→ **THE TASK**: Collect every line below that contains the word "have".

★ ★ ★

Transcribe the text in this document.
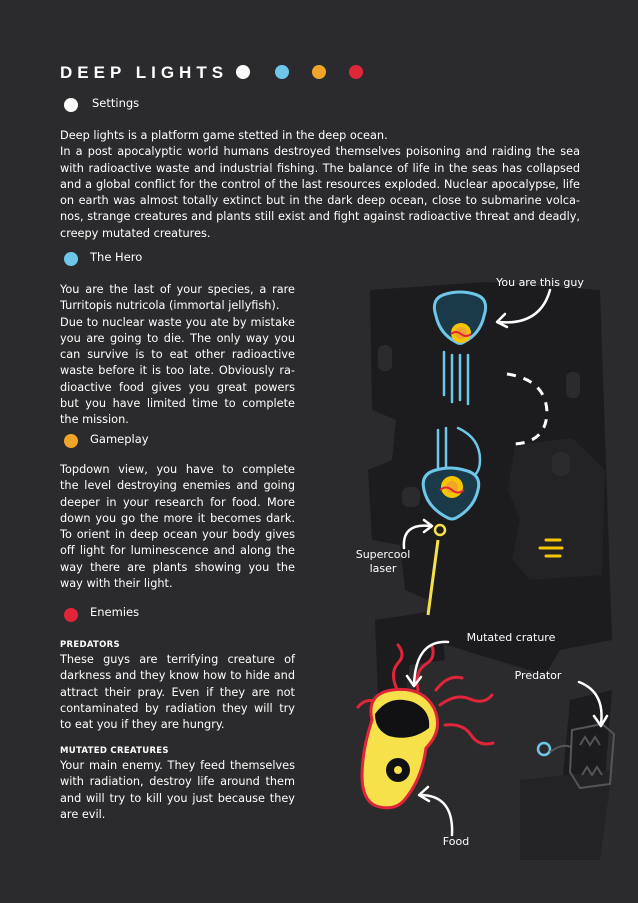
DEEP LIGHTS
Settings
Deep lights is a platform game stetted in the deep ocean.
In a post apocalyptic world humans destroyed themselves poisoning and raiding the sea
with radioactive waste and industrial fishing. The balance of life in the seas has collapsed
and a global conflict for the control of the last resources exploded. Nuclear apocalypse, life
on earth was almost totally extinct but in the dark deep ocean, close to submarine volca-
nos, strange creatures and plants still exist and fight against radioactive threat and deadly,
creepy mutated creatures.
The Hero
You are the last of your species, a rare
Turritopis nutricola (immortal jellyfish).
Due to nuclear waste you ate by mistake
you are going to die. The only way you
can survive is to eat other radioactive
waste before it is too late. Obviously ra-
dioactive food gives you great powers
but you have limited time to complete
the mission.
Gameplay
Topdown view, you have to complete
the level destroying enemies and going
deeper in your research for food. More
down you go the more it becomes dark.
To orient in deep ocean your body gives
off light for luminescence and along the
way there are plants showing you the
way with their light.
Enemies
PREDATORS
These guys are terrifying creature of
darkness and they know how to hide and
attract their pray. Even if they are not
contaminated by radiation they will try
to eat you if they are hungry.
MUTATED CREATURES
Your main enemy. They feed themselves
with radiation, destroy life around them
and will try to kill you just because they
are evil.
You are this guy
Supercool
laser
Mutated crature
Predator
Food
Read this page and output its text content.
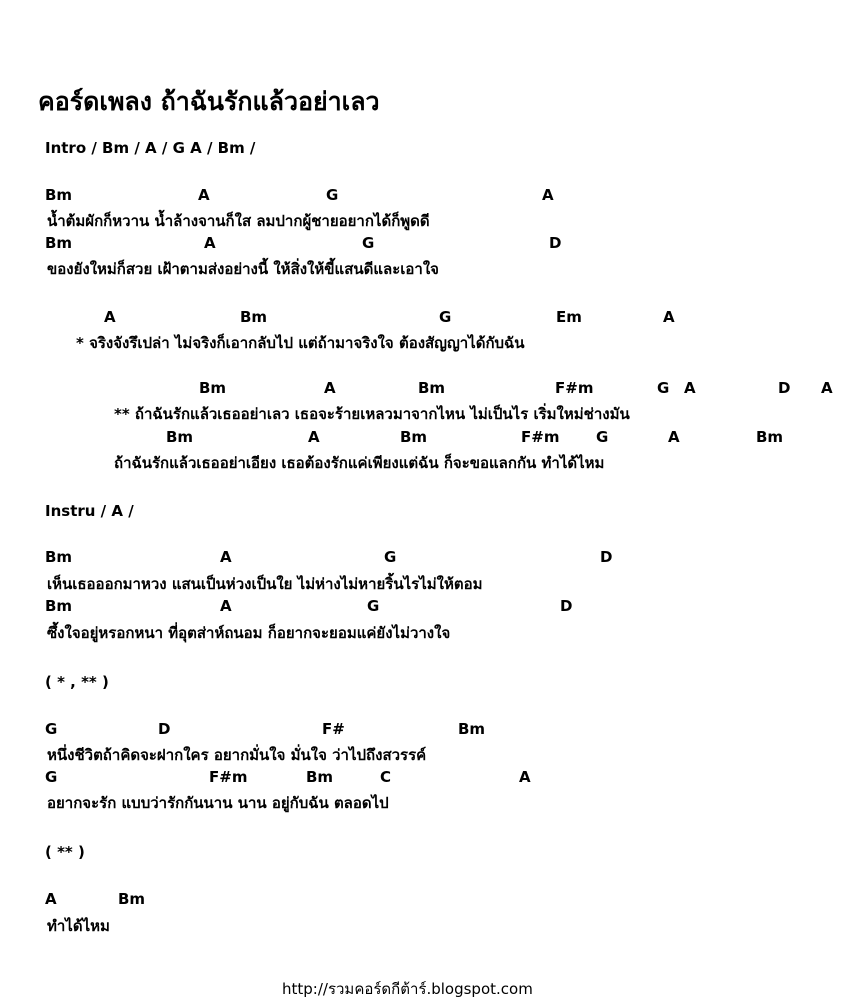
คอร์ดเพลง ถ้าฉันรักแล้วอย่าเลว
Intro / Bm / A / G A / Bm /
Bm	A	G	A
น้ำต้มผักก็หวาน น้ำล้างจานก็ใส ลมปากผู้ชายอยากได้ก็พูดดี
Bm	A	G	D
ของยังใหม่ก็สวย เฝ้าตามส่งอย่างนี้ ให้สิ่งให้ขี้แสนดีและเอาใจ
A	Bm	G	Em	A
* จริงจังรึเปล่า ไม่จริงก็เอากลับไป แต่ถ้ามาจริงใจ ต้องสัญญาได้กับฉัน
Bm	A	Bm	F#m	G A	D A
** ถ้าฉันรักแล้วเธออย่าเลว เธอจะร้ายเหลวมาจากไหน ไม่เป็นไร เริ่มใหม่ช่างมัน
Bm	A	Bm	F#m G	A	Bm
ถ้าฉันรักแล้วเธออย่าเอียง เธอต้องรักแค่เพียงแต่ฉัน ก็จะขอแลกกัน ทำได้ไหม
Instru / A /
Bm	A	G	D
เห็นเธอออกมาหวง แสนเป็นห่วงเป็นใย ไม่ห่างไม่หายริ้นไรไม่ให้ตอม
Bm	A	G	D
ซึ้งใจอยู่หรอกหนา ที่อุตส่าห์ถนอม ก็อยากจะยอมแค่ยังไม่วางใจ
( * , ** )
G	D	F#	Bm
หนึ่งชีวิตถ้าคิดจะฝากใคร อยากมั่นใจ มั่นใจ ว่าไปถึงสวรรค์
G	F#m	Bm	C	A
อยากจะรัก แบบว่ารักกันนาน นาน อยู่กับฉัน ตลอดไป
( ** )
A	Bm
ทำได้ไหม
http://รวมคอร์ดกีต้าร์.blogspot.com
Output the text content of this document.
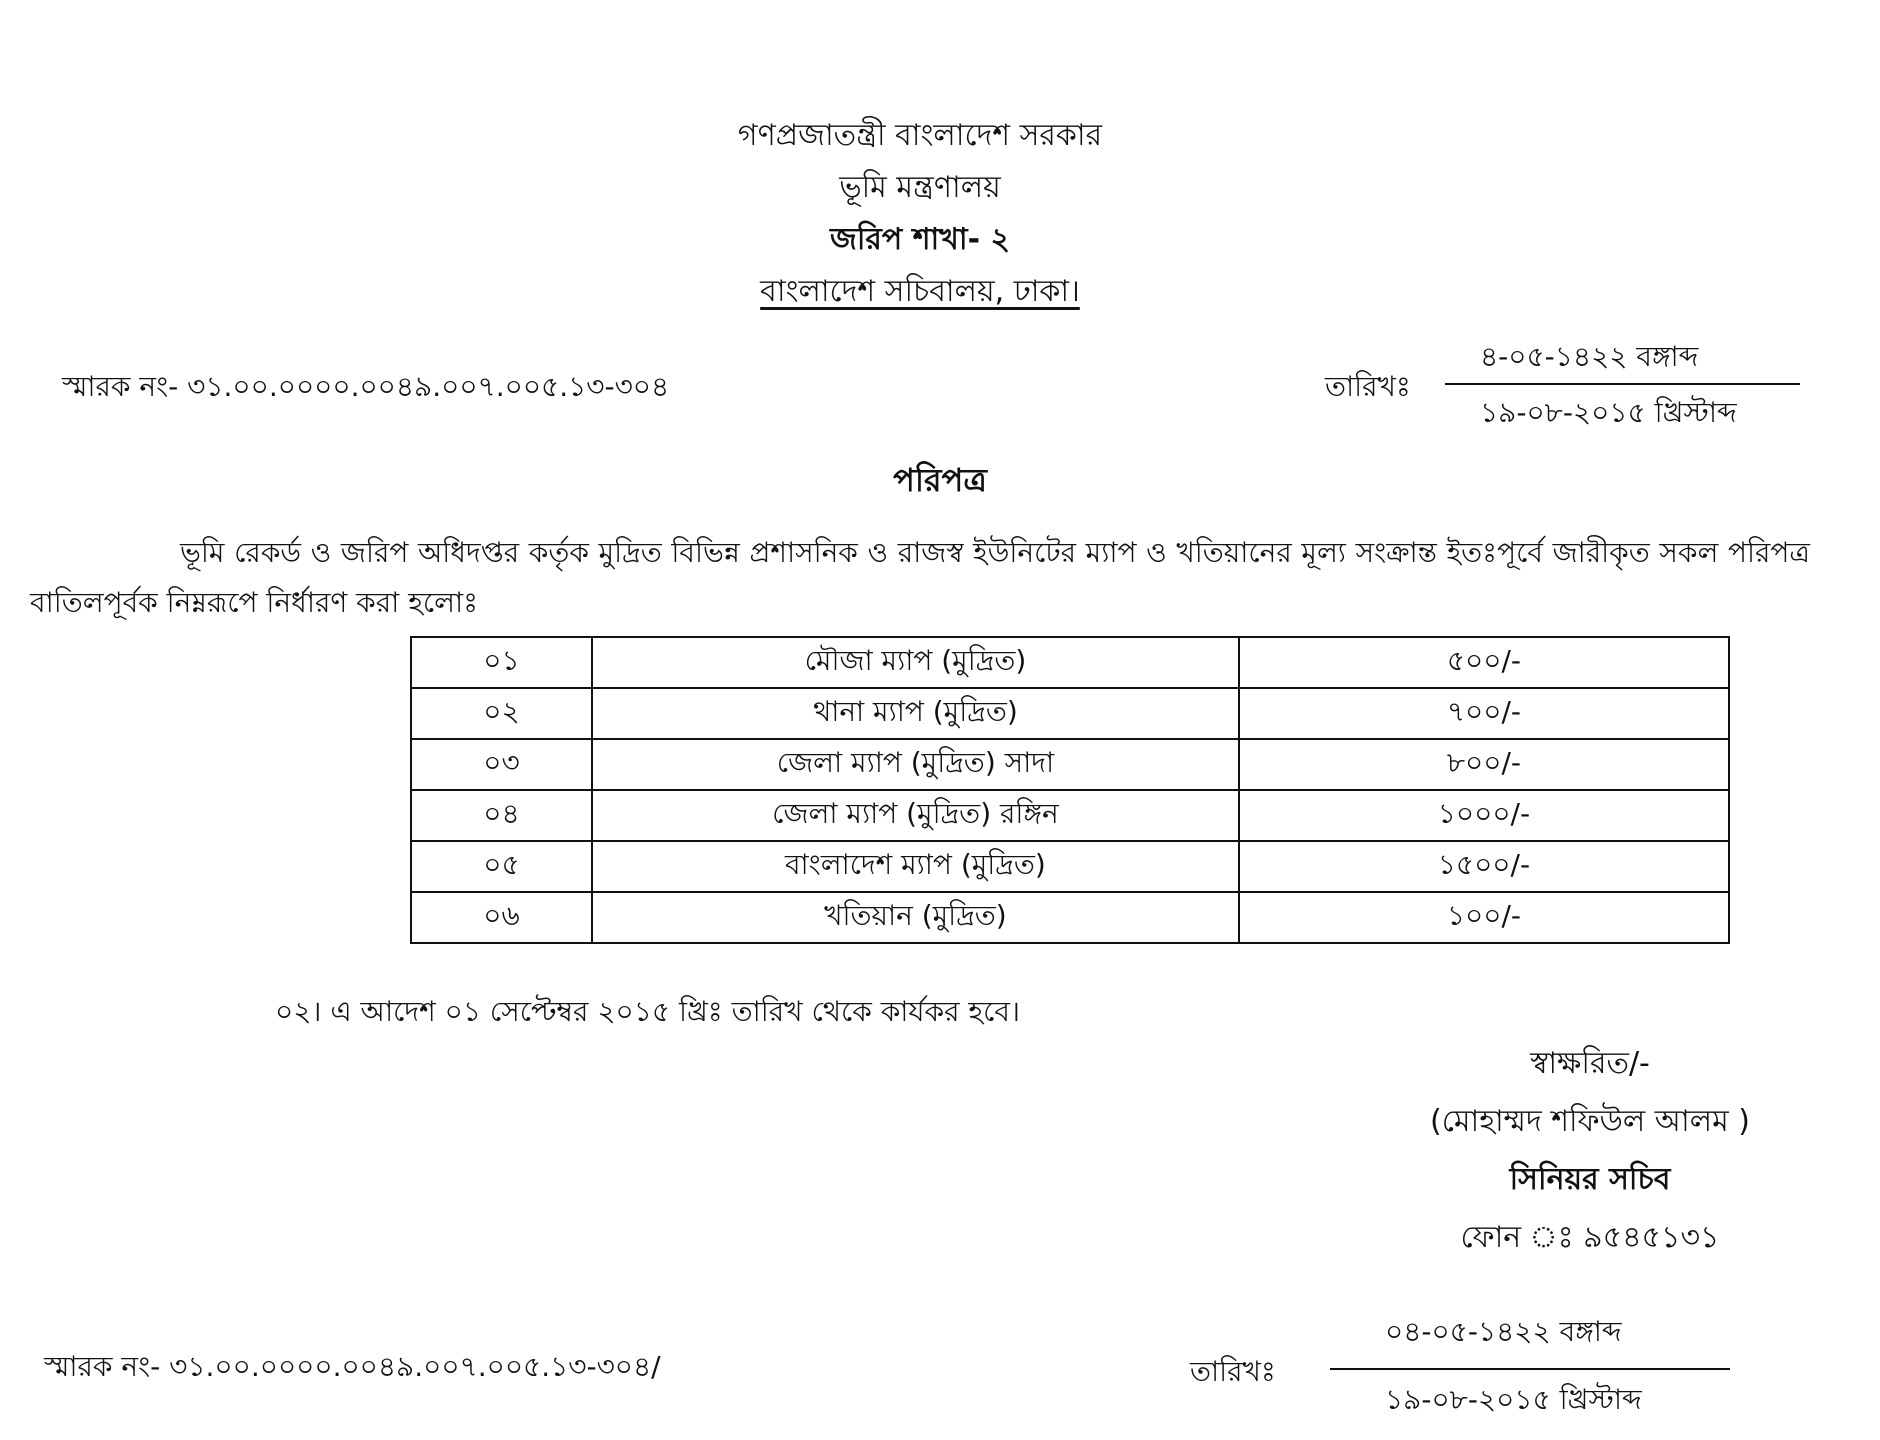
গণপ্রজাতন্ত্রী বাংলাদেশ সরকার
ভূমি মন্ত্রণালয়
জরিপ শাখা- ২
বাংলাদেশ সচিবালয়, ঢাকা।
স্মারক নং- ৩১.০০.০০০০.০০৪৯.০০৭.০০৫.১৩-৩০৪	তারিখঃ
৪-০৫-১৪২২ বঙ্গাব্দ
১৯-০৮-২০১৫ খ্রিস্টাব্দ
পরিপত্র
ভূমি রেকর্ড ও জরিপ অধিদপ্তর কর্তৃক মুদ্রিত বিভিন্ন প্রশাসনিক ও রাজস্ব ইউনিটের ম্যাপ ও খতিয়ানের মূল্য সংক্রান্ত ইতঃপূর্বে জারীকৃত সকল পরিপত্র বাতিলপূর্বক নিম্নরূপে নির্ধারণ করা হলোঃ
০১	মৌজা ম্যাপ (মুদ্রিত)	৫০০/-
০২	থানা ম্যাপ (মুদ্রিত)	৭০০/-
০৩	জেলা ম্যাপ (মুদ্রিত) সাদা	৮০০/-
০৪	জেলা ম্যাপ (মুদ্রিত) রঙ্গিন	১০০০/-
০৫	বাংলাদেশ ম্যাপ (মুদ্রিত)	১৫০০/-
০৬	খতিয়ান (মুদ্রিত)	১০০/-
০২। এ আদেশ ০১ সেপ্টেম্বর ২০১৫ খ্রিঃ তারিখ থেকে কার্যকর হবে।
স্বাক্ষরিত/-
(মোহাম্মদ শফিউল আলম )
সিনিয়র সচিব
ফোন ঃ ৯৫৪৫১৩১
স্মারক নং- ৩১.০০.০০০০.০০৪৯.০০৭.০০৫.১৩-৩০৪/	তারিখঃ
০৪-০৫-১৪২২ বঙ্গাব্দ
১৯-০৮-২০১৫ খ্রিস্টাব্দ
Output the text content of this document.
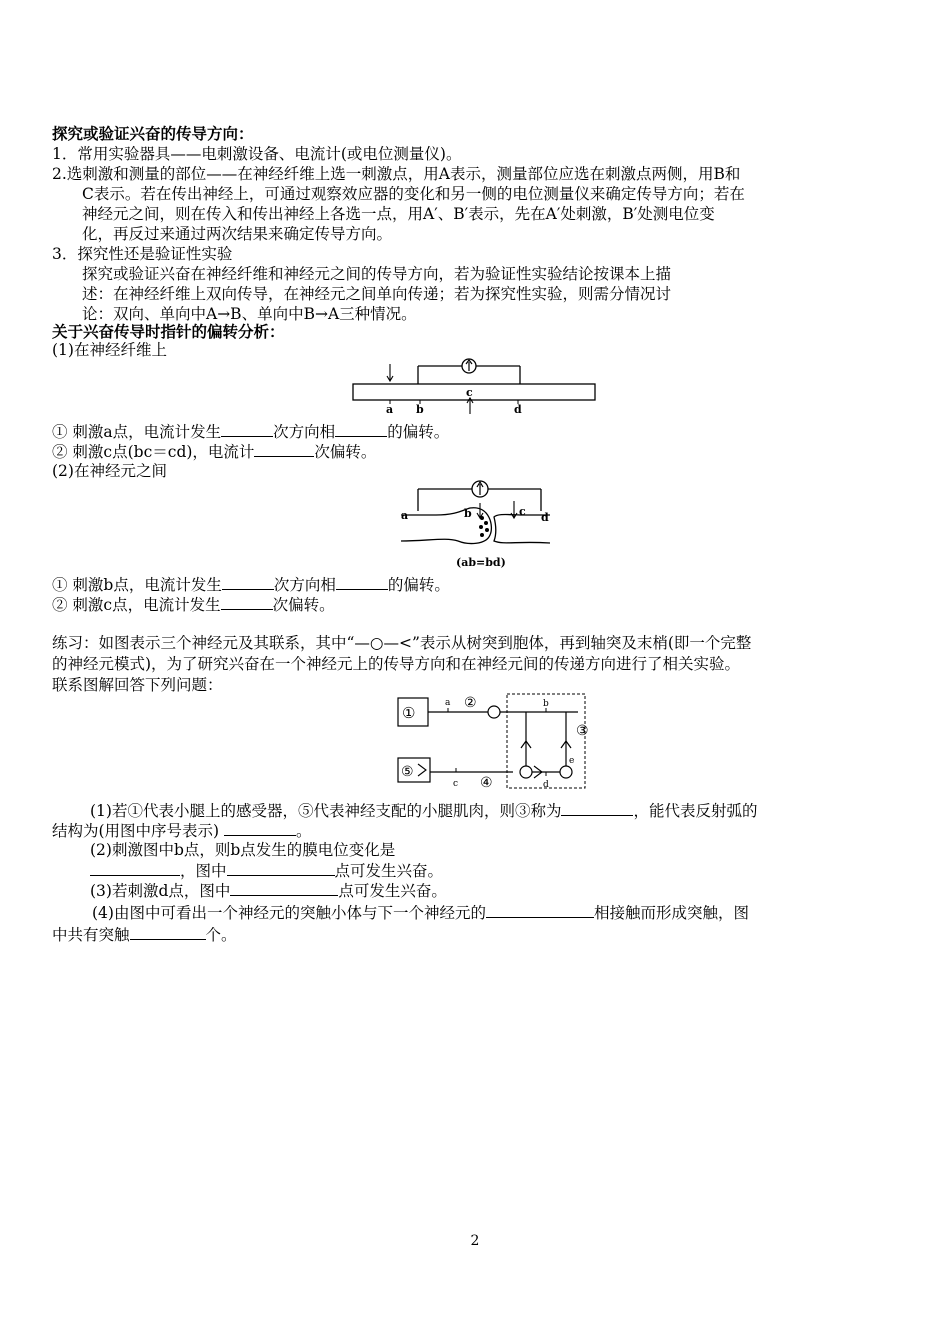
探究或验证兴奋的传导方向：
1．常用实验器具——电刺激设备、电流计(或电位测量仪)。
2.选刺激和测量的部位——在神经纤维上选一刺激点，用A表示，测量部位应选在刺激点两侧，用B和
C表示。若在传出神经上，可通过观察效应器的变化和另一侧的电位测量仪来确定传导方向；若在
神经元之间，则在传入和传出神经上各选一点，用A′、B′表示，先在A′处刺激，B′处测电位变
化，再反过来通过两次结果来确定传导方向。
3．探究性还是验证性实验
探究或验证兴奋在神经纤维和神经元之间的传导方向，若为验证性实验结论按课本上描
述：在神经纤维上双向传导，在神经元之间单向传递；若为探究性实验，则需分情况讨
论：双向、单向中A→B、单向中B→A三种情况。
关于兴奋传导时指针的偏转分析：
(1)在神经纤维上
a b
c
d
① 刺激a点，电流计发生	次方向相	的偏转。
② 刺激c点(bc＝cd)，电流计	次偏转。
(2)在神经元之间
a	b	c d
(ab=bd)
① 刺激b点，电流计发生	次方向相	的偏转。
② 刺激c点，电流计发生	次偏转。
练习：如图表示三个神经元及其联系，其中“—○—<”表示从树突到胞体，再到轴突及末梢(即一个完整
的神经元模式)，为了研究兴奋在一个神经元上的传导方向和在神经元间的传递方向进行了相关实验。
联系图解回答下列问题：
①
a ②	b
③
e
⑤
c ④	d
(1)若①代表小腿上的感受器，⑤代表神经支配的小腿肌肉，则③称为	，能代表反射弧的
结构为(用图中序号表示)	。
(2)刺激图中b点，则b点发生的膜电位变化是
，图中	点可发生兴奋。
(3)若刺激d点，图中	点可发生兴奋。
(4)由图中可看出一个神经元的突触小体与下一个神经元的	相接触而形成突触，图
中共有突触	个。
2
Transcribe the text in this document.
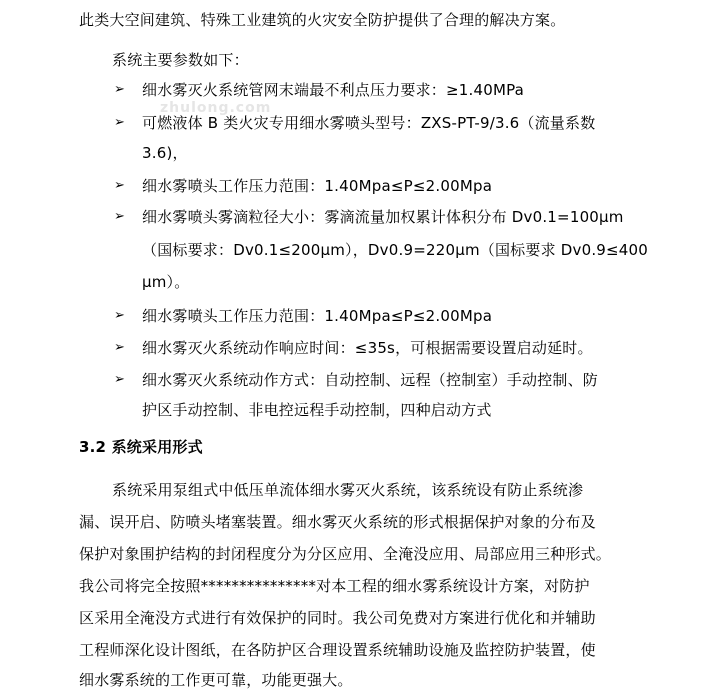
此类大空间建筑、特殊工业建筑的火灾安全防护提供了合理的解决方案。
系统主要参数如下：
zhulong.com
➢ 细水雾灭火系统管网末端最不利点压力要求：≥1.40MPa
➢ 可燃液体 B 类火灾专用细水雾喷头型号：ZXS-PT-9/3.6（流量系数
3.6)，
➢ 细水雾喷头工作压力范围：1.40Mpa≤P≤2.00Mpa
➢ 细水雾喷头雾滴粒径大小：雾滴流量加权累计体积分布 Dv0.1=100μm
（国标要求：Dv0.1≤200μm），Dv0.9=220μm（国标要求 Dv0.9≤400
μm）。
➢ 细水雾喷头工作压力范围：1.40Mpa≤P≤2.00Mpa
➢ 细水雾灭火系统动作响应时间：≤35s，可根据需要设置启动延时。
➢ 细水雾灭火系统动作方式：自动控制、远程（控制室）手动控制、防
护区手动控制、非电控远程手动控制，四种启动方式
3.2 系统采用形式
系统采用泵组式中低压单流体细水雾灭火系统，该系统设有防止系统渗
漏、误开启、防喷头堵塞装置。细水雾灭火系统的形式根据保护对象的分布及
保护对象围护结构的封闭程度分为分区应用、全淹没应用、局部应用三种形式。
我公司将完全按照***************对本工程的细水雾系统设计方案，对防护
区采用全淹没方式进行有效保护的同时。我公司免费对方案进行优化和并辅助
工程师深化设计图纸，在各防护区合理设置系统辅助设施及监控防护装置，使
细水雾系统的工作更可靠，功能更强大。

★ ★ ★

→ **ANSWER FOR THIS EXERCISE**:
but you have limited time to complete
Topdown view, you have to complete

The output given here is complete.